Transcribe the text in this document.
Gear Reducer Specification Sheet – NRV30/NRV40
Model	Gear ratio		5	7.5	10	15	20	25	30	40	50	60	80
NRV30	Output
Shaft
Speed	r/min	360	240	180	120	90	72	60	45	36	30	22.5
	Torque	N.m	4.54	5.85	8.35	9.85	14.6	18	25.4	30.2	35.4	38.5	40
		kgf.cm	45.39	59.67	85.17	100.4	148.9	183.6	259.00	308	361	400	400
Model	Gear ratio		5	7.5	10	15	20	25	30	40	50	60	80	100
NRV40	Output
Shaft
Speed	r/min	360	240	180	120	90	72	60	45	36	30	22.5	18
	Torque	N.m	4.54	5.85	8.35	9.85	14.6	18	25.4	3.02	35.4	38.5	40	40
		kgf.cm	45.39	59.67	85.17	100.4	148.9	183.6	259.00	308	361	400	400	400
#####
Write out the whole listing again, exactly as it stands.

Transcribe the text in this document.
Gear Reducer Specification Sheet – NRV30/NRV40
Model	Gear ratio		5	7.5	10	15	20	25	30	40	50	60	80
NRV30	Output
Shaft
Speed	r/min	360	240	180	120	90	72	60	45	36	30	22.5
	Torque	N.m	4.54	5.85	8.35	9.85	14.6	18	25.4	30.2	35.4	38.5	40
		kgf.cm	45.39	59.67	85.17	100.4	148.9	183.6	259.00	308	361	400	400
Model	Gear ratio		5	7.5	10	15	20	25	30	40	50	60	80	100
NRV40	Output
Shaft
Speed	r/min	360	240	180	120	90	72	60	45	36	30	22.5	18
	Torque	N.m	4.54	5.85	8.35	9.85	14.6	18	25.4	3.02	35.4	38.5	40	40
		kgf.cm	45.39	59.67	85.17	100.4	148.9	183.6	259.00	308	361	400	400	400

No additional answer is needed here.